-- Stored data --
______

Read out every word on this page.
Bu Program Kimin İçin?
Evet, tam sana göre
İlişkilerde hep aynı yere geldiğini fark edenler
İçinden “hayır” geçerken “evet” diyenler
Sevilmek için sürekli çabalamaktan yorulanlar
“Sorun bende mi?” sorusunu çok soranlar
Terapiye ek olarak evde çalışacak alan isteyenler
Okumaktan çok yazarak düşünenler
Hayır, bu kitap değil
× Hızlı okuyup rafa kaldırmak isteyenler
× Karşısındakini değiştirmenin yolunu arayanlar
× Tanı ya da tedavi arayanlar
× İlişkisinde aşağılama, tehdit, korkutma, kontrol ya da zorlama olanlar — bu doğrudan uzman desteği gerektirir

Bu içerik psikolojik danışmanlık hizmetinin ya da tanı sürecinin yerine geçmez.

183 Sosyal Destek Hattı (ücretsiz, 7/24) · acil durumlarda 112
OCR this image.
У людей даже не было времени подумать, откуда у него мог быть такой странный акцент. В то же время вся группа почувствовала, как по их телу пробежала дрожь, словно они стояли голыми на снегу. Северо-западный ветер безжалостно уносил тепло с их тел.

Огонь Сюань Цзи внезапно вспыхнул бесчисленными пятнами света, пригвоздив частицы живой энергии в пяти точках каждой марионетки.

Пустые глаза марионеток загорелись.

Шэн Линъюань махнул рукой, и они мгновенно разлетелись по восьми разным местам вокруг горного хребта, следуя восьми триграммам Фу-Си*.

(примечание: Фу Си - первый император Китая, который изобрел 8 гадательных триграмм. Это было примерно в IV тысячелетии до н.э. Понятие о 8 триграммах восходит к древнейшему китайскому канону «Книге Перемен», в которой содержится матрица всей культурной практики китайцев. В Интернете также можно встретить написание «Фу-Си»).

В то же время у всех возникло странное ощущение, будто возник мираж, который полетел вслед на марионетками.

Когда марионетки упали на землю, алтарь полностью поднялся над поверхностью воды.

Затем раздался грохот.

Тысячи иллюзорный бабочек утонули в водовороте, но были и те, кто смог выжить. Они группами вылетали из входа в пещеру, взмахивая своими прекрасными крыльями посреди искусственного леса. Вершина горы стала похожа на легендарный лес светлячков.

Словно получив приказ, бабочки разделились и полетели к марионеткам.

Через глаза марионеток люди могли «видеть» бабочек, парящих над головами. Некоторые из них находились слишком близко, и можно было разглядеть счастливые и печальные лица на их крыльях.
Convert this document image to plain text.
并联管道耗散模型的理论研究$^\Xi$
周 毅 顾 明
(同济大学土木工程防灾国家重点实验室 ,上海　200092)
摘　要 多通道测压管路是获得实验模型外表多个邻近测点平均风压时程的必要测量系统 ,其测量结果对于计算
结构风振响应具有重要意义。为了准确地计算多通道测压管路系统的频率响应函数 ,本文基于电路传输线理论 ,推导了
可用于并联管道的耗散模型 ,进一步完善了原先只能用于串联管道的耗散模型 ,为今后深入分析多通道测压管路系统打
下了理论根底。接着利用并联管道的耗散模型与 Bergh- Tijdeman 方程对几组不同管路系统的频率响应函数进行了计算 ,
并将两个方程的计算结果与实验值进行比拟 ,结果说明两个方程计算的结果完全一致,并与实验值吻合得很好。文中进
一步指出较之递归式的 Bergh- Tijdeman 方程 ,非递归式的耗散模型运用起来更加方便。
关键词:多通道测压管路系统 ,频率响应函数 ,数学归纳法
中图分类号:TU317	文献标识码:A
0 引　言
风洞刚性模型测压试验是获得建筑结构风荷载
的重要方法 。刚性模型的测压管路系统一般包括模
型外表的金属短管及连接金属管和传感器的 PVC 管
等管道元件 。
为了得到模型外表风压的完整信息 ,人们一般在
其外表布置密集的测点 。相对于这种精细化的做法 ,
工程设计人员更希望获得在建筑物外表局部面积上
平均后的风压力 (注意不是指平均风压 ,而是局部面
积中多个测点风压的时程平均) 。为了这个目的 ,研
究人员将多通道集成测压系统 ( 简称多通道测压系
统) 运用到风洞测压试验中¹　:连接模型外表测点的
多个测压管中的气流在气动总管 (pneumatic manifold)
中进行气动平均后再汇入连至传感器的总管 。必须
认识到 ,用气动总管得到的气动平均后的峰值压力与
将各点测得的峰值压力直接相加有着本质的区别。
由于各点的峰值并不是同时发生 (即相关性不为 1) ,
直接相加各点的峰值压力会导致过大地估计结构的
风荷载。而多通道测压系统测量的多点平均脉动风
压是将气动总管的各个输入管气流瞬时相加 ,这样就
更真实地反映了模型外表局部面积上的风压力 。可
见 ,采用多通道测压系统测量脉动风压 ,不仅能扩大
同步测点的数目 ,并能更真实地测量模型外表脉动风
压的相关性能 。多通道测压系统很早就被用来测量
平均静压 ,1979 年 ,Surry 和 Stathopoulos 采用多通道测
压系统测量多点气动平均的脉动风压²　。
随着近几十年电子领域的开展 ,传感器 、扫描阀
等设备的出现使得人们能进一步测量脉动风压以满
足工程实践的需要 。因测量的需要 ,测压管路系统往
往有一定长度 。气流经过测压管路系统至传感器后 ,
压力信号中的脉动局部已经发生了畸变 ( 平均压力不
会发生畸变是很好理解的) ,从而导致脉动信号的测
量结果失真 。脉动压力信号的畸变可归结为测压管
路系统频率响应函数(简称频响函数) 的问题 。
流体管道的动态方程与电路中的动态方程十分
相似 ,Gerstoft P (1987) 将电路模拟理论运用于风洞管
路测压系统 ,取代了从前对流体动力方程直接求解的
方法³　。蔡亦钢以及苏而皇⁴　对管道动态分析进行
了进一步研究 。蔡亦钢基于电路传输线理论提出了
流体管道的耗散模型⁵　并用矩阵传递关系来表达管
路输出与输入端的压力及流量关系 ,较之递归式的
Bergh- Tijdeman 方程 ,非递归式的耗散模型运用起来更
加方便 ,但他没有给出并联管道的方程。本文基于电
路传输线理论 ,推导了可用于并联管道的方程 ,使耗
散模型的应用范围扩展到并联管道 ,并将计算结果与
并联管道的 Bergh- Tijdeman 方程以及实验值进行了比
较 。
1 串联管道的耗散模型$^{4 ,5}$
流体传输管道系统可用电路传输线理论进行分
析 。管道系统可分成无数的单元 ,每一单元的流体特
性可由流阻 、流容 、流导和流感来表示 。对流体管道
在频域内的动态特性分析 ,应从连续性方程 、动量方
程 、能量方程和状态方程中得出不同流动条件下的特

______

-- Exercise task --
Wherever "бабочек" shows up in a line, copy that line.

-- Worked answer --
Тысячи иллюзорный бабочек утонули в водовороте, но были и те, кто смог выжить. Они группами вылетали из входа в пещеру, взмахивая своими прекрасными крыльями посреди искусственного леса. Вершина горы стала похожа на легендарный лес светлячков.
Через глаза марионеток люди могли «видеть» бабочек, парящих над головами. Некоторые из них находились слишком близко, и можно было разглядеть счастливые и печальные лица на их крыльях.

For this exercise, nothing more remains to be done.